ORDERED that the order is affirmed, with costs.
In July 2009, the defendant commenced an action to foreclose a consolidated mortgage on certain real property located in Little Neck (hereinafter the foreclosure action). The plaintiff acquired title to the property in May 2015, at which time the defendant had filed a notice of pendency against the property. In 2018, the plaintiff moved for leave to intervene in the foreclosure action, and the Supreme Court denied the motion. An order and judgment of foreclosure and sale was subsequently entered in the foreclosure action in September 2018. The plaintiff appealed, and this Court affirmed the order and judgment of foreclosure and sale, concluding that the Supreme Court properly determined that the plaintiff's motion for leave to intervene was untimely (see Bank of Am., N.A. v. New York City Envtl. Control Bd., 199 A.D.3d 874, 154 N.Y.S.3d 469).

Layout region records
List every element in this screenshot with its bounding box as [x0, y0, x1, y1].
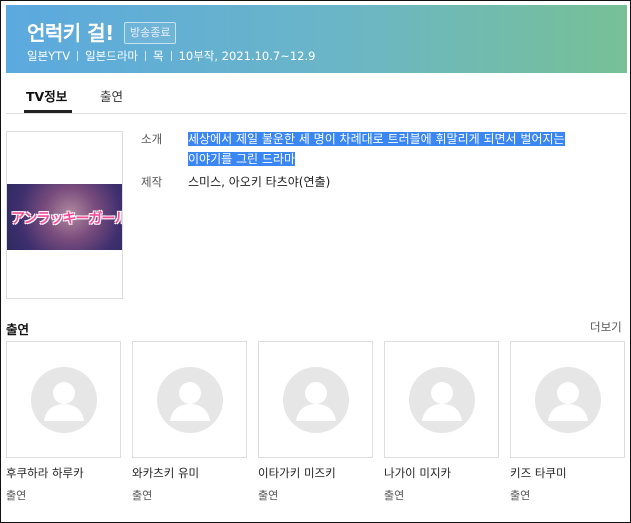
cast-name[interactable]: 이타가키 미즈키 — [258, 465, 373, 481]
meta-divider — [170, 51, 172, 61]
tab-bar: TV정보 출연 — [6, 73, 627, 114]
person-placeholder-icon — [31, 367, 97, 433]
more-link[interactable]: 더보기 — [590, 319, 622, 335]
cast-photo[interactable] — [6, 341, 121, 458]
poster-art: アンラッキーガール! — [7, 184, 122, 250]
meta-divider — [144, 51, 146, 61]
production-label: 제작 — [141, 175, 163, 189]
cast-role: 출연 — [384, 489, 405, 502]
tab-tv-info[interactable]: TV정보 — [26, 86, 67, 105]
meta-episodes: 10부작, 2021.10.7~12.9 — [178, 49, 316, 63]
production-value: 스미스, 아오키 타츠야(연출) — [188, 175, 331, 189]
cast-photo[interactable] — [510, 341, 625, 458]
cast-role: 출연 — [510, 489, 531, 502]
cast-role: 출연 — [258, 489, 279, 502]
poster-image[interactable]: アンラッキーガール! — [6, 131, 123, 299]
person-placeholder-icon — [283, 367, 349, 433]
active-tab-indicator — [24, 110, 72, 113]
cast-card[interactable]: 이타가키 미즈키 출연 — [258, 341, 373, 503]
cast-name[interactable]: 와카츠키 유미 — [132, 465, 247, 481]
tab-cast[interactable]: 출연 — [100, 86, 123, 105]
program-meta: 일본YTV 일본드라마 목 10부작, 2021.10.7~12.9 — [27, 48, 315, 64]
person-placeholder-icon — [409, 367, 475, 433]
cast-card[interactable]: 키즈 타쿠미 출연 — [510, 341, 625, 503]
cast-card[interactable]: 나가이 미지카 출연 — [384, 341, 499, 503]
cast-card[interactable]: 후쿠하라 하루카 출연 — [6, 341, 121, 503]
meta-genre[interactable]: 일본드라마 — [85, 49, 138, 63]
intro-text: 세상에서 제일 불운한 세 명이 차례대로 트러블에 휘말리게 되면서 벌어지는… — [188, 129, 608, 169]
person-placeholder-icon — [535, 367, 601, 433]
page-frame: 언럭키 걸! 방송종료 일본YTV 일본드라마 목 10부작, 2021.10.7~1… — [0, 0, 631, 523]
meta-day: 목 — [152, 49, 164, 63]
program-title: 언럭키 걸! — [27, 21, 114, 45]
cast-name[interactable]: 키즈 타쿠미 — [510, 465, 625, 481]
cast-heading: 출연 — [6, 322, 30, 337]
cast-name[interactable]: 후쿠하라 하루카 — [6, 465, 121, 481]
person-placeholder-icon — [157, 367, 223, 433]
cast-role: 출연 — [132, 489, 153, 502]
intro-line-1: 세상에서 제일 불운한 세 명이 차례대로 트러블에 휘말리게 되면서 벌어지는 — [188, 132, 565, 146]
intro-label: 소개 — [141, 132, 163, 146]
cast-photo[interactable] — [258, 341, 373, 458]
cast-photo[interactable] — [384, 341, 499, 458]
meta-channel[interactable]: 일본YTV — [27, 49, 70, 63]
poster-logo: アンラッキーガール! — [11, 211, 122, 227]
program-header: 언럭키 걸! 방송종료 일본YTV 일본드라마 목 10부작, 2021.10.7~1… — [6, 5, 627, 73]
meta-divider — [77, 51, 79, 61]
intro-line-2: 이야기를 그린 드라마 — [188, 152, 295, 166]
cast-photo[interactable] — [132, 341, 247, 458]
cast-role: 출연 — [6, 489, 27, 502]
status-badge: 방송종료 — [124, 22, 177, 44]
cast-name[interactable]: 나가이 미지카 — [384, 465, 499, 481]
cast-card[interactable]: 와카츠키 유미 출연 — [132, 341, 247, 503]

*Task description*. Copy out the foreclosure decision word for word, from "In July 2009, the" down to "154 N.Y.S.3d 469).". The entries are separate material, apart from the foreclosure decision.

*Correct answer*.
In July 2009, the defendant commenced an action to foreclose a consolidated mortgage on certain real property located in Little Neck (hereinafter the foreclosure action). The plaintiff acquired title to the property in May 2015, at which time the defendant had filed a notice of pendency against the property. In 2018, the plaintiff moved for leave to intervene in the foreclosure action, and the Supreme Court denied the motion. An order and judgment of foreclosure and sale was subsequently entered in the foreclosure action in September 2018. The plaintiff appealed, and this Court affirmed the order and judgment of foreclosure and sale, concluding that the Supreme Court properly determined that the plaintiff's motion for leave to intervene was untimely (see Bank of Am., N.A. v. New York City Envtl. Control Bd., 199 A.D.3d 874, 154 N.Y.S.3d 469).